Check each line of the records below and collect those holding "problem".

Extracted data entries
□ □ □

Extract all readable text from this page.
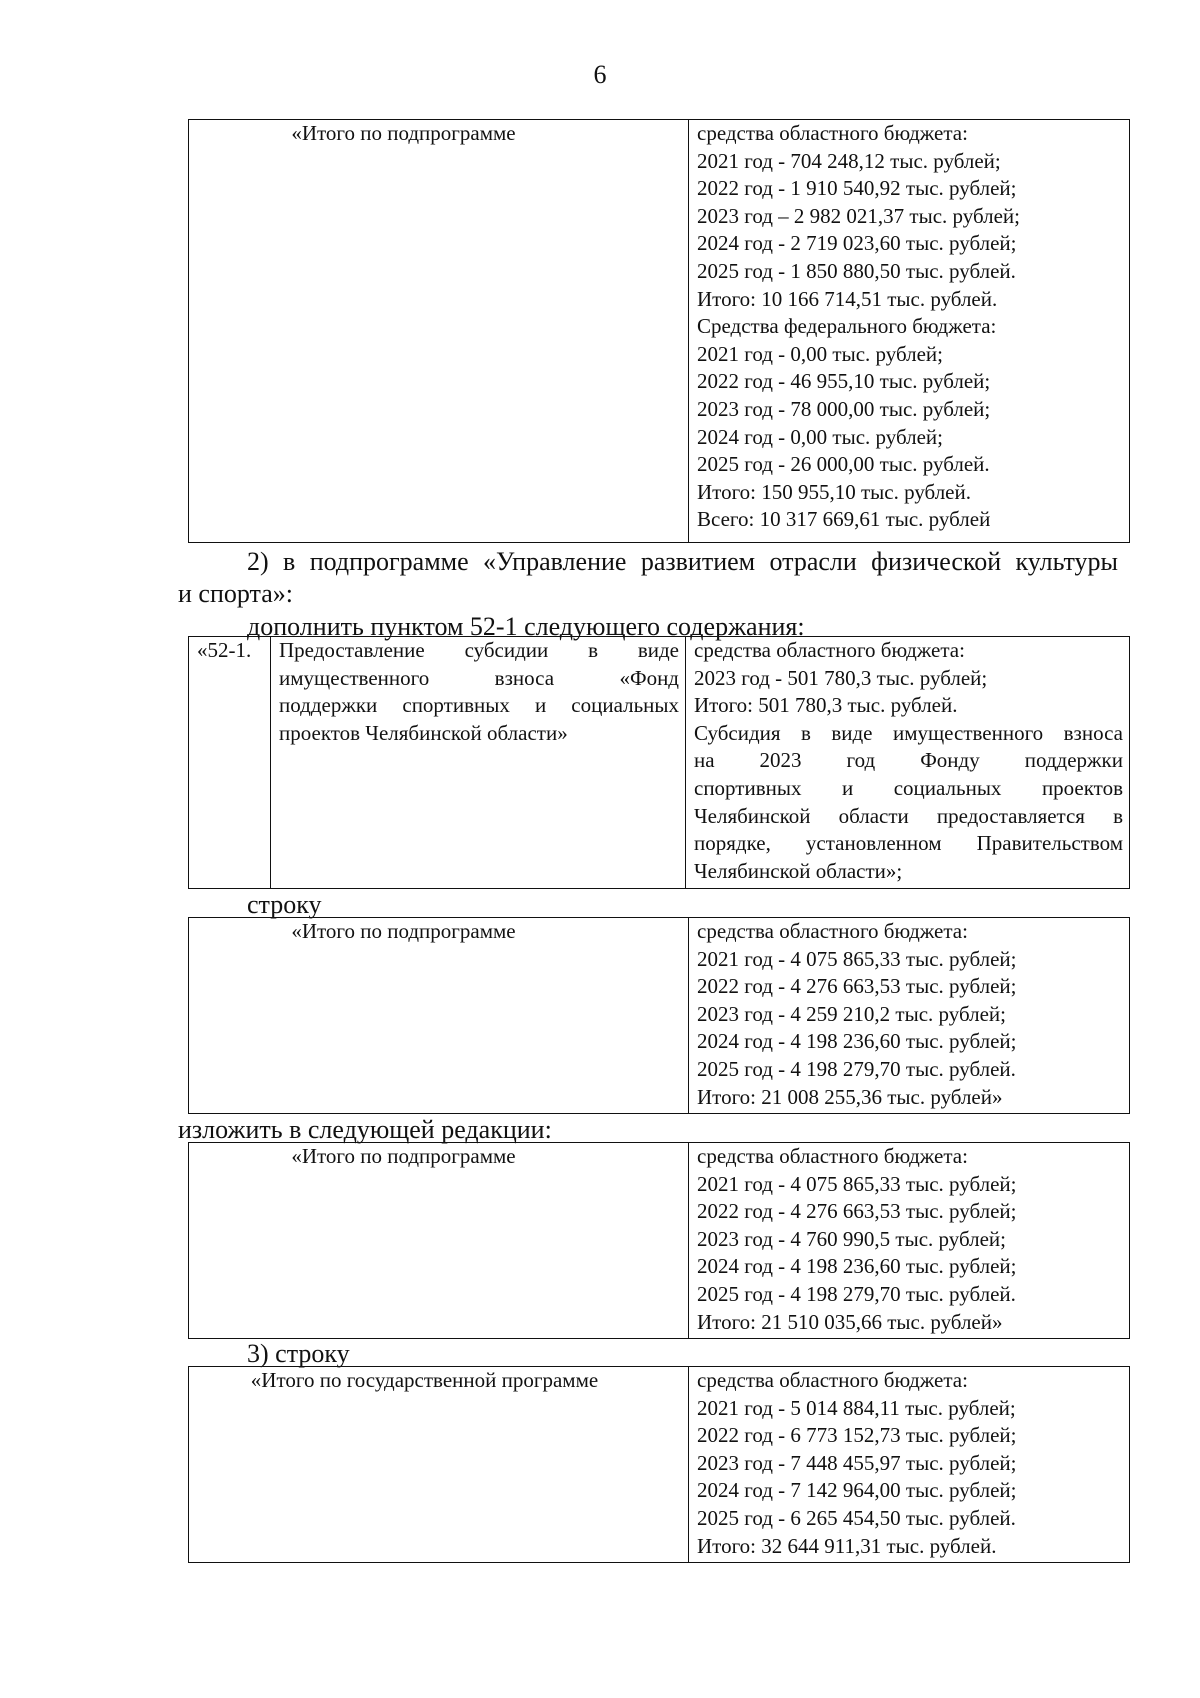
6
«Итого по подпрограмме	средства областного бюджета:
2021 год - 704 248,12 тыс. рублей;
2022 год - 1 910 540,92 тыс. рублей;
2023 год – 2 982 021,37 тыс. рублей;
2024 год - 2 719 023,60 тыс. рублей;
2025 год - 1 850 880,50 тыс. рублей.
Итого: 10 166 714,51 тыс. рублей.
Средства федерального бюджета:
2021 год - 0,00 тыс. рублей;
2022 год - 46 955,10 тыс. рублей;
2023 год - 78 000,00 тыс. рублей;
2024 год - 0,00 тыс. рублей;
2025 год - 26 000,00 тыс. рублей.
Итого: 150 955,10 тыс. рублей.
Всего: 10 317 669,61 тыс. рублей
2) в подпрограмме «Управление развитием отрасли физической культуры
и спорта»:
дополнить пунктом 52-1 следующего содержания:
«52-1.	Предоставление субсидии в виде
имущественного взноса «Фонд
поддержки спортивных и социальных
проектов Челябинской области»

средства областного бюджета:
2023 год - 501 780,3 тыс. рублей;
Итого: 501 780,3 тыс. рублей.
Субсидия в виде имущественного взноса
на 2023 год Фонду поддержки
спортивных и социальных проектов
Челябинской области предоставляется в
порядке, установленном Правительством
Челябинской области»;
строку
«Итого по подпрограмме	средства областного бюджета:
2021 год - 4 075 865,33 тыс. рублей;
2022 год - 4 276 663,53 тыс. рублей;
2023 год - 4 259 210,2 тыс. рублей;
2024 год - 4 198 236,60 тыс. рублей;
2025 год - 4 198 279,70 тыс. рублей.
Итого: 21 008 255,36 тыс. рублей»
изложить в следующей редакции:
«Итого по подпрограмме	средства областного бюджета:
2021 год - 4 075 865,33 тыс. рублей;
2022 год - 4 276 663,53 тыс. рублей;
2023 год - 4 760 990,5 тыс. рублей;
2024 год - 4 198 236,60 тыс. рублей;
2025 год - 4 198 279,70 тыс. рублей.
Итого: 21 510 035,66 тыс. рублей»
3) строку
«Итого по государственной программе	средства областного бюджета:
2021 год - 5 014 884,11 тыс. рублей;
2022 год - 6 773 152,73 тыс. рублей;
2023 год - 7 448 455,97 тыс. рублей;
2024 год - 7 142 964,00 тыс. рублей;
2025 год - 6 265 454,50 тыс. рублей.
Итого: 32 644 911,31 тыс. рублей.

□ □ □

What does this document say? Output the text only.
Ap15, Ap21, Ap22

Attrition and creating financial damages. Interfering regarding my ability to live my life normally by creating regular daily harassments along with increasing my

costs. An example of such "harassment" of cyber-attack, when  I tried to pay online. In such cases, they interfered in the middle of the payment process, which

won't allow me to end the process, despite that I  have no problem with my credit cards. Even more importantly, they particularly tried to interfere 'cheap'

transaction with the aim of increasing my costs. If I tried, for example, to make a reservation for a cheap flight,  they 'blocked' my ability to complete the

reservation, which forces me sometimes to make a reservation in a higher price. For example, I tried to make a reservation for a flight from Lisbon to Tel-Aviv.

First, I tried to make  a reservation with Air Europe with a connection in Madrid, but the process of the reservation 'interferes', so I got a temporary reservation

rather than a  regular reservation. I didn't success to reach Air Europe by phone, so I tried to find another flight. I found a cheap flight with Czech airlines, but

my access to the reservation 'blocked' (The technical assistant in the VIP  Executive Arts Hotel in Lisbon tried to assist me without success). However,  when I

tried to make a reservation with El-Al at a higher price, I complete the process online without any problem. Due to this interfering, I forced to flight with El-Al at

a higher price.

□ □ □

→ **Reply to the task**:
won't allow me to end the process, despite that I  have no problem with my credit cards. Even more importantly, they particularly tried to interfere 'cheap'
tried to make a reservation with El-Al at a higher price, I complete the process online without any problem. Due to this interfering, I forced to flight with El-Al at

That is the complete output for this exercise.